Return each line of the data below exactly, omitting any pictures.

--- START Records ---

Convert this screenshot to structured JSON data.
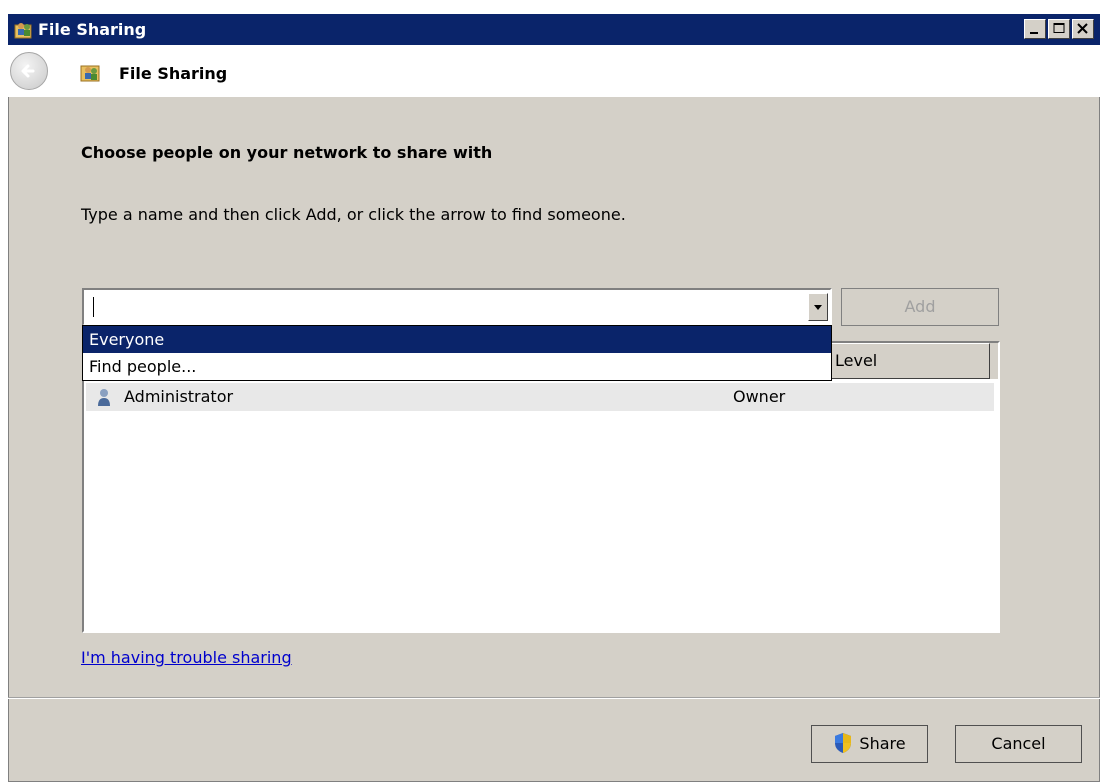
{
  "window": {
    "title": "File Sharing",
    "buttons": [
      "minimize",
      "maximize",
      "close"
    ]
  },
  "nav": {
    "title": "File Sharing",
    "back_icon": "back-arrow-icon",
    "title_icon": "users-icon"
  },
  "content": {
    "heading": "Choose people on your network to share with",
    "instruction": "Type a name and then click Add, or click the arrow to find someone.",
    "name_input": {
      "value": "",
      "placeholder": ""
    },
    "add_button": "Add",
    "dropdown_options": [
      {
        "label": "Everyone",
        "selected": true
      },
      {
        "label": "Find people...",
        "selected": false
      }
    ],
    "list": {
      "columns": [
        "",
        "Level"
      ],
      "rows": [
        {
          "name": "Administrator",
          "level": "Owner"
        }
      ]
    },
    "trouble_link": "I'm having trouble sharing"
  },
  "footer": {
    "share_button": "Share",
    "cancel_button": "Cancel"
  },
  "colors": {
    "titlebar": "#0a246a",
    "dialog_bg": "#d4d0c8",
    "link": "#0000cc",
    "selection": "#0a246a"
  }
}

--- END Records ---

* _Solved exercise_:
Convert this screenshot to structured JSON data.
{
  "window": {
    "title": "File Sharing",
    "buttons": [
      "minimize",
      "maximize",
      "close"
    ]
  },
  "nav": {
    "title": "File Sharing",
    "back_icon": "back-arrow-icon",
    "title_icon": "users-icon"
  },
  "content": {
    "heading": "Choose people on your network to share with",
    "instruction": "Type a name and then click Add, or click the arrow to find someone.",
    "name_input": {
      "value": "",
      "placeholder": ""
    },
    "add_button": "Add",
    "dropdown_options": [
      {
        "label": "Everyone",
        "selected": true
      },
      {
        "label": "Find people...",
        "selected": false
      }
    ],
    "list": {
      "columns": [
        "",
        "Level"
      ],
      "rows": [
        {
          "name": "Administrator",
          "level": "Owner"
        }
      ]
    },
    "trouble_link": "I'm having trouble sharing"
  },
  "footer": {
    "share_button": "Share",
    "cancel_button": "Cancel"
  },
  "colors": {
    "titlebar": "#0a246a",
    "dialog_bg": "#d4d0c8",
    "link": "#0000cc",
    "selection": "#0a246a"
  }
}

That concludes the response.